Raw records

____________

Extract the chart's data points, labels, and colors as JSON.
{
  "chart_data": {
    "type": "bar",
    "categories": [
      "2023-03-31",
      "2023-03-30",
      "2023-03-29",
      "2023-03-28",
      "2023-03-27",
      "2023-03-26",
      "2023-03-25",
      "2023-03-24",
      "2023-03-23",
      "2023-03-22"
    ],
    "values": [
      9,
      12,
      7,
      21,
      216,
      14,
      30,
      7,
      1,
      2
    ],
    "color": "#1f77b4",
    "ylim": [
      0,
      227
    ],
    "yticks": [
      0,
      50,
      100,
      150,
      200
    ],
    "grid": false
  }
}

____________

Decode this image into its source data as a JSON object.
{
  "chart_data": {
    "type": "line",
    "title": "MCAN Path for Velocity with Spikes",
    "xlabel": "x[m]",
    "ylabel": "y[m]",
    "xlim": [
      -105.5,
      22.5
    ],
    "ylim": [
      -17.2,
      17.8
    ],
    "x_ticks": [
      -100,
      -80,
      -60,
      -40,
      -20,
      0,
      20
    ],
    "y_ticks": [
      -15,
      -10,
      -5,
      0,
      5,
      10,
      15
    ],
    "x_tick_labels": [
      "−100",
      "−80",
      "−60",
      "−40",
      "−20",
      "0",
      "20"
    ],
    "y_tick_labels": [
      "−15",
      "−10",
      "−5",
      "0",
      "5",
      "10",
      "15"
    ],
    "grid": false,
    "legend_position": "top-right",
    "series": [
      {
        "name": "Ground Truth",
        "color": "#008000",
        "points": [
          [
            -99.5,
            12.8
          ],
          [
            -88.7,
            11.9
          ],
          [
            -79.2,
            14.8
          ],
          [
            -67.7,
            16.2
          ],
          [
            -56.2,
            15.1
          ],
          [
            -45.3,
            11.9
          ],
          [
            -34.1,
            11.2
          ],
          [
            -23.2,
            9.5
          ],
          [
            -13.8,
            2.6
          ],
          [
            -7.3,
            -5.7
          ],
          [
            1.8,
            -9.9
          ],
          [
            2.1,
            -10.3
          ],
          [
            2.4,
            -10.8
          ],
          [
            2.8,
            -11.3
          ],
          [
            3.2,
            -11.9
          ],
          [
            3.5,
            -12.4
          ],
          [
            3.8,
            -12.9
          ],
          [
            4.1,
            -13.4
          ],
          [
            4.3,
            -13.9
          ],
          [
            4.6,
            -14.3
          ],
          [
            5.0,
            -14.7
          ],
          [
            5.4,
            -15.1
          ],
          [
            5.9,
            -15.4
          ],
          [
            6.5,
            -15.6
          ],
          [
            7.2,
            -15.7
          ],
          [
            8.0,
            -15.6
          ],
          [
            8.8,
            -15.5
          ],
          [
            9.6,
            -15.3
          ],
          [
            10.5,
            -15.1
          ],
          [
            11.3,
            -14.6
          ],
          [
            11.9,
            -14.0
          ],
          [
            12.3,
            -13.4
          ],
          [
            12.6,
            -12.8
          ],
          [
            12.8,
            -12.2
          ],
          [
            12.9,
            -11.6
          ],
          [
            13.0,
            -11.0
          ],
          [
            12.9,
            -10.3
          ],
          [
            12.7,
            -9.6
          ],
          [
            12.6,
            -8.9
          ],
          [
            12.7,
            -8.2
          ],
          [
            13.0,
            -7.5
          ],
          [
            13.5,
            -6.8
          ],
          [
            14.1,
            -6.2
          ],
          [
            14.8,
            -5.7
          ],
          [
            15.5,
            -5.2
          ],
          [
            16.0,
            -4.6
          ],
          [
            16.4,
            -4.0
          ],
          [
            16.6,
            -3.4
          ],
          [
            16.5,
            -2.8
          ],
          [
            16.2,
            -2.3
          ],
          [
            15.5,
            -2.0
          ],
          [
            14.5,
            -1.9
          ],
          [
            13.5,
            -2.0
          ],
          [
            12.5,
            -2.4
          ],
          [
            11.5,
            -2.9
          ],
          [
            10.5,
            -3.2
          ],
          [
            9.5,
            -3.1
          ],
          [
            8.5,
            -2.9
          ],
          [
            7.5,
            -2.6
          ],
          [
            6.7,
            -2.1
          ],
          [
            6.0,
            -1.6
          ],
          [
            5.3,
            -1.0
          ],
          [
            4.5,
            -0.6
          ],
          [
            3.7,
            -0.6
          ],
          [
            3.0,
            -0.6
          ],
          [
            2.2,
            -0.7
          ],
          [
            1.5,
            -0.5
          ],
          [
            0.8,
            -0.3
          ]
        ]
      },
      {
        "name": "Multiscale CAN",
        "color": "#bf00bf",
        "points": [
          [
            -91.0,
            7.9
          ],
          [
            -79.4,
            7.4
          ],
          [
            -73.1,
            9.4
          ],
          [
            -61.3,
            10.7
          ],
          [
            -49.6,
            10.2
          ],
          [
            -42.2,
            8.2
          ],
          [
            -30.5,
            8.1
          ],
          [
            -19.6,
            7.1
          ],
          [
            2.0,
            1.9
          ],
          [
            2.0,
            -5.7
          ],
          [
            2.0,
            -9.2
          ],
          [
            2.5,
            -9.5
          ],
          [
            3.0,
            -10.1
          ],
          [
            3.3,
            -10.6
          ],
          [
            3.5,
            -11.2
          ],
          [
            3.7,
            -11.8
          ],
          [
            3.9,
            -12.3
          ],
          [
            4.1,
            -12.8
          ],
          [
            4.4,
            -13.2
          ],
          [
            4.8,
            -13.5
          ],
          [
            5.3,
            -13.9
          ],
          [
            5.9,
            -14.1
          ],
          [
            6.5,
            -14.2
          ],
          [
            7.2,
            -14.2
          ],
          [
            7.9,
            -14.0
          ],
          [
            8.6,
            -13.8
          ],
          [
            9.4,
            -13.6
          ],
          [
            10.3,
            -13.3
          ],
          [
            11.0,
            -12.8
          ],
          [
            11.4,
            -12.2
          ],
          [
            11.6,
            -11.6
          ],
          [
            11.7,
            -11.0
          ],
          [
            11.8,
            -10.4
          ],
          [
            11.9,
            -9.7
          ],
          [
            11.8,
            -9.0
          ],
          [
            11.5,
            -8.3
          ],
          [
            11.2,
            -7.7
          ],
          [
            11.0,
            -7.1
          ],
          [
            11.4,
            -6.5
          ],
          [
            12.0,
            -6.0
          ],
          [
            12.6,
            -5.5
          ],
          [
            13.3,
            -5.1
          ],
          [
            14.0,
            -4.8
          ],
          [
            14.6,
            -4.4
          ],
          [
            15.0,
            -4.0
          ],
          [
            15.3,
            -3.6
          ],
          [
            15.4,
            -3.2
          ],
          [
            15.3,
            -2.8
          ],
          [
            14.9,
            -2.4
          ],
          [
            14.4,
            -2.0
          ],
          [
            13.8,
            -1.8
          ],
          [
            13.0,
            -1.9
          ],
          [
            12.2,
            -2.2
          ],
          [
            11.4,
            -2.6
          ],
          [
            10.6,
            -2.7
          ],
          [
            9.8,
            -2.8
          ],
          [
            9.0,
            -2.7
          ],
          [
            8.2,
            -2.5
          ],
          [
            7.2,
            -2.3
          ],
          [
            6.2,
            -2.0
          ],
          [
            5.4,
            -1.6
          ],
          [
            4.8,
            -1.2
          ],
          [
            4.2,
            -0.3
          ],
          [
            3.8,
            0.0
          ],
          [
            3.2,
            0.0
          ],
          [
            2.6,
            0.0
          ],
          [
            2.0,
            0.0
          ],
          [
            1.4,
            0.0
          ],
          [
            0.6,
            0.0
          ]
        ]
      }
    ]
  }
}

____________

Go through the entries above and count the lines containing the word "JSON"; give only that count.

• _Exercise response_: 2